» **TASK DETAILS**
Every line of the material that follows must be printed again exactly.

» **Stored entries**
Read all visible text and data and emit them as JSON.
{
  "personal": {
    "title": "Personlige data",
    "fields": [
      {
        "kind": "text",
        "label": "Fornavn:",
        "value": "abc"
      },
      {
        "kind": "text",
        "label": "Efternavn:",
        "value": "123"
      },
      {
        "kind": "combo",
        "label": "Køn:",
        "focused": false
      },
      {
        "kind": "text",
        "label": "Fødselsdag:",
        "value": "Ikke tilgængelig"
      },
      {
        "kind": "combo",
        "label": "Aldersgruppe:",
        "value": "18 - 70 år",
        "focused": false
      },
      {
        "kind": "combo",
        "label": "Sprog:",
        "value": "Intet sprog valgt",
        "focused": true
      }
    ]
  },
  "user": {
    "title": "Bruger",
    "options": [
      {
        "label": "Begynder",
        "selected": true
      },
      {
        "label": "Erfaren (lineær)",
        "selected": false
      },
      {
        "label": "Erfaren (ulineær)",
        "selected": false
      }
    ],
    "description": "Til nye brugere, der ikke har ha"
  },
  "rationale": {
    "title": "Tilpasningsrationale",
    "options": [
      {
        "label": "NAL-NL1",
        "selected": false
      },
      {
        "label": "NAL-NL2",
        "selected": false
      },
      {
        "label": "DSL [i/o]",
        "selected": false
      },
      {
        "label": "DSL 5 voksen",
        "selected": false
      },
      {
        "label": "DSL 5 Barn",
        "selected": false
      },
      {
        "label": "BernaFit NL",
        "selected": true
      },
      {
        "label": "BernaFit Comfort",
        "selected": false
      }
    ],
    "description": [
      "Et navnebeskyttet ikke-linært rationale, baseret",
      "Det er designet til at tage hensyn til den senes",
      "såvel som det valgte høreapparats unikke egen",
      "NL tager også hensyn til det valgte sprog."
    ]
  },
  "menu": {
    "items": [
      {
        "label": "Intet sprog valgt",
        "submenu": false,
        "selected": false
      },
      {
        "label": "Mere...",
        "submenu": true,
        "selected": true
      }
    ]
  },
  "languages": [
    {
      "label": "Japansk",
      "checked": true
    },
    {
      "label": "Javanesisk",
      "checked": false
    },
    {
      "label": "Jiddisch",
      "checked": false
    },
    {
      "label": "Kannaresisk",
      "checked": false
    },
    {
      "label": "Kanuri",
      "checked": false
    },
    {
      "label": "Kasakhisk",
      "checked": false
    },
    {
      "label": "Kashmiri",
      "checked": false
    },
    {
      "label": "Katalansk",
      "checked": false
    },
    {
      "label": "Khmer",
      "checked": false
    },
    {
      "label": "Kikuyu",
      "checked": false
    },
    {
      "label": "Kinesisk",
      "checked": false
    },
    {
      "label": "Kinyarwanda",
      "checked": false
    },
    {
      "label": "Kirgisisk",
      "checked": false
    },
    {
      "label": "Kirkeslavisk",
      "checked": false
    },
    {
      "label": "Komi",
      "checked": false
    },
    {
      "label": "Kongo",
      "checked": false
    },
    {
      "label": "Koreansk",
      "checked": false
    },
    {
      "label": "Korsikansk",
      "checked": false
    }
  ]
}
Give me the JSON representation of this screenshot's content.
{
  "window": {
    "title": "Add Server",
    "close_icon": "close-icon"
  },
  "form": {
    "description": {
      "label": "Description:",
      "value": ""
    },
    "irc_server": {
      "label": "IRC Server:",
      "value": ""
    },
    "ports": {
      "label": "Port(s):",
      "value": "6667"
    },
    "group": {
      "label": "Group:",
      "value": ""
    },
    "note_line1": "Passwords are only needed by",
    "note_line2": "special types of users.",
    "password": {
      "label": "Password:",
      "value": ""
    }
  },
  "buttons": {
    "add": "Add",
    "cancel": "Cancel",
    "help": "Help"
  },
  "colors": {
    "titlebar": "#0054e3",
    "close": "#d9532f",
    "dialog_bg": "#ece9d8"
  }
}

» **COMPLETED EXERCISE**
Read all visible text and data and emit them as JSON.
{
  "personal": {
    "title": "Personlige data",
    "fields": [
      {
        "kind": "text",
        "label": "Fornavn:",
        "value": "abc"
      },
      {
        "kind": "text",
        "label": "Efternavn:",
        "value": "123"
      },
      {
        "kind": "combo",
        "label": "Køn:",
        "focused": false
      },
      {
        "kind": "text",
        "label": "Fødselsdag:",
        "value": "Ikke tilgængelig"
      },
      {
        "kind": "combo",
        "label": "Aldersgruppe:",
        "value": "18 - 70 år",
        "focused": false
      },
      {
        "kind": "combo",
        "label": "Sprog:",
        "value": "Intet sprog valgt",
        "focused": true
      }
    ]
  },
  "user": {
    "title": "Bruger",
    "options": [
      {
        "label": "Begynder",
        "selected": true
      },
      {
        "label": "Erfaren (lineær)",
        "selected": false
      },
      {
        "label": "Erfaren (ulineær)",
        "selected": false
      }
    ],
    "description": "Til nye brugere, der ikke har ha"
  },
  "rationale": {
    "title": "Tilpasningsrationale",
    "options": [
      {
        "label": "NAL-NL1",
        "selected": false
      },
      {
        "label": "NAL-NL2",
        "selected": false
      },
      {
        "label": "DSL [i/o]",
        "selected": false
      },
      {
        "label": "DSL 5 voksen",
        "selected": false
      },
      {
        "label": "DSL 5 Barn",
        "selected": false
      },
      {
        "label": "BernaFit NL",
        "selected": true
      },
      {
        "label": "BernaFit Comfort",
        "selected": false
      }
    ],
    "description": [
      "Et navnebeskyttet ikke-linært rationale, baseret",
      "Det er designet til at tage hensyn til den senes",
      "såvel som det valgte høreapparats unikke egen",
      "NL tager også hensyn til det valgte sprog."
    ]
  },
  "menu": {
    "items": [
      {
        "label": "Intet sprog valgt",
        "submenu": false,
        "selected": false
      },
      {
        "label": "Mere...",
        "submenu": true,
        "selected": true
      }
    ]
  },
  "languages": [
    {
      "label": "Japansk",
      "checked": true
    },
    {
      "label": "Javanesisk",
      "checked": false
    },
    {
      "label": "Jiddisch",
      "checked": false
    },
    {
      "label": "Kannaresisk",
      "checked": false
    },
    {
      "label": "Kanuri",
      "checked": false
    },
    {
      "label": "Kasakhisk",
      "checked": false
    },
    {
      "label": "Kashmiri",
      "checked": false
    },
    {
      "label": "Katalansk",
      "checked": false
    },
    {
      "label": "Khmer",
      "checked": false
    },
    {
      "label": "Kikuyu",
      "checked": false
    },
    {
      "label": "Kinesisk",
      "checked": false
    },
    {
      "label": "Kinyarwanda",
      "checked": false
    },
    {
      "label": "Kirgisisk",
      "checked": false
    },
    {
      "label": "Kirkeslavisk",
      "checked": false
    },
    {
      "label": "Komi",
      "checked": false
    },
    {
      "label": "Kongo",
      "checked": false
    },
    {
      "label": "Koreansk",
      "checked": false
    },
    {
      "label": "Korsikansk",
      "checked": false
    }
  ]
}
Give me the JSON representation of this screenshot's content.
{
  "window": {
    "title": "Add Server",
    "close_icon": "close-icon"
  },
  "form": {
    "description": {
      "label": "Description:",
      "value": ""
    },
    "irc_server": {
      "label": "IRC Server:",
      "value": ""
    },
    "ports": {
      "label": "Port(s):",
      "value": "6667"
    },
    "group": {
      "label": "Group:",
      "value": ""
    },
    "note_line1": "Passwords are only needed by",
    "note_line2": "special types of users.",
    "password": {
      "label": "Password:",
      "value": ""
    }
  },
  "buttons": {
    "add": "Add",
    "cancel": "Cancel",
    "help": "Help"
  },
  "colors": {
    "titlebar": "#0054e3",
    "close": "#d9532f",
    "dialog_bg": "#ece9d8"
  }
}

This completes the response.